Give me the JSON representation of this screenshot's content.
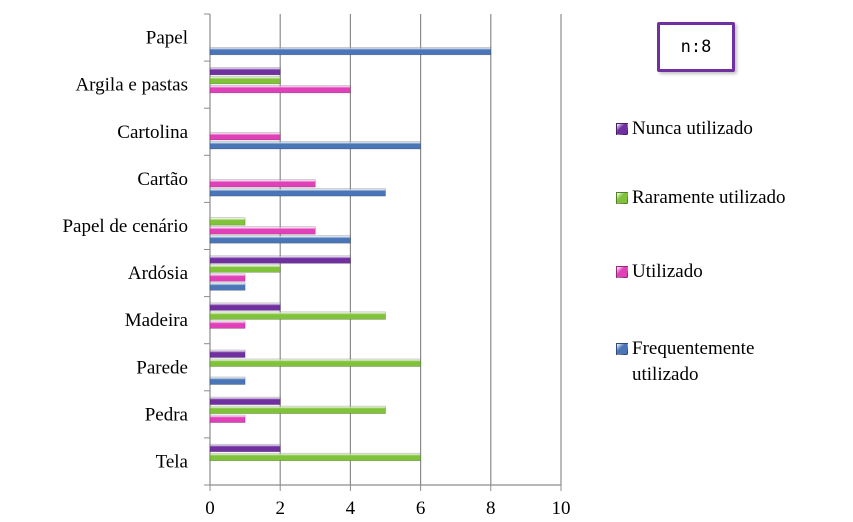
{
  "note": "n:8",
  "chart_data": {
    "type": "bar",
    "orientation": "horizontal",
    "categories": [
      "Papel",
      "Argila e pastas",
      "Cartolina",
      "Cartão",
      "Papel de cenário",
      "Ardósia",
      "Madeira",
      "Parede",
      "Pedra",
      "Tela"
    ],
    "series": [
      {
        "name": "Nunca utilizado",
        "color": "#7030a0",
        "values": [
          0,
          2,
          0,
          0,
          0,
          4,
          2,
          1,
          2,
          2
        ]
      },
      {
        "name": "Raramente utilizado",
        "color": "#80c33a",
        "values": [
          0,
          2,
          0,
          0,
          1,
          2,
          5,
          6,
          5,
          6
        ]
      },
      {
        "name": "Utilizado",
        "color": "#e040b8",
        "values": [
          0,
          4,
          2,
          3,
          3,
          1,
          1,
          0,
          1,
          0
        ]
      },
      {
        "name": "Frequentemente utilizado",
        "color": "#4a76b8",
        "values": [
          8,
          0,
          6,
          5,
          4,
          1,
          0,
          1,
          0,
          0
        ]
      }
    ],
    "x_ticks": [
      "0",
      "2",
      "4",
      "6",
      "8",
      "10"
    ],
    "xlim": [
      0,
      10
    ],
    "grid": true,
    "legend_position": "right",
    "legend_order": [
      "Nunca utilizado",
      "Raramente utilizado",
      "Utilizado",
      "Frequentemente utilizado"
    ]
  }
}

------------------------------------------------------------

PROBLEM TO WORK ON:
Reproduce the entries above exactly. Do not include the images.

RESULT OF THE EXERCISE:
Give me the JSON representation of this screenshot's content.
{
  "note": "n:8",
  "chart_data": {
    "type": "bar",
    "orientation": "horizontal",
    "categories": [
      "Papel",
      "Argila e pastas",
      "Cartolina",
      "Cartão",
      "Papel de cenário",
      "Ardósia",
      "Madeira",
      "Parede",
      "Pedra",
      "Tela"
    ],
    "series": [
      {
        "name": "Nunca utilizado",
        "color": "#7030a0",
        "values": [
          0,
          2,
          0,
          0,
          0,
          4,
          2,
          1,
          2,
          2
        ]
      },
      {
        "name": "Raramente utilizado",
        "color": "#80c33a",
        "values": [
          0,
          2,
          0,
          0,
          1,
          2,
          5,
          6,
          5,
          6
        ]
      },
      {
        "name": "Utilizado",
        "color": "#e040b8",
        "values": [
          0,
          4,
          2,
          3,
          3,
          1,
          1,
          0,
          1,
          0
        ]
      },
      {
        "name": "Frequentemente utilizado",
        "color": "#4a76b8",
        "values": [
          8,
          0,
          6,
          5,
          4,
          1,
          0,
          1,
          0,
          0
        ]
      }
    ],
    "x_ticks": [
      "0",
      "2",
      "4",
      "6",
      "8",
      "10"
    ],
    "xlim": [
      0,
      10
    ],
    "grid": true,
    "legend_position": "right",
    "legend_order": [
      "Nunca utilizado",
      "Raramente utilizado",
      "Utilizado",
      "Frequentemente utilizado"
    ]
  }
}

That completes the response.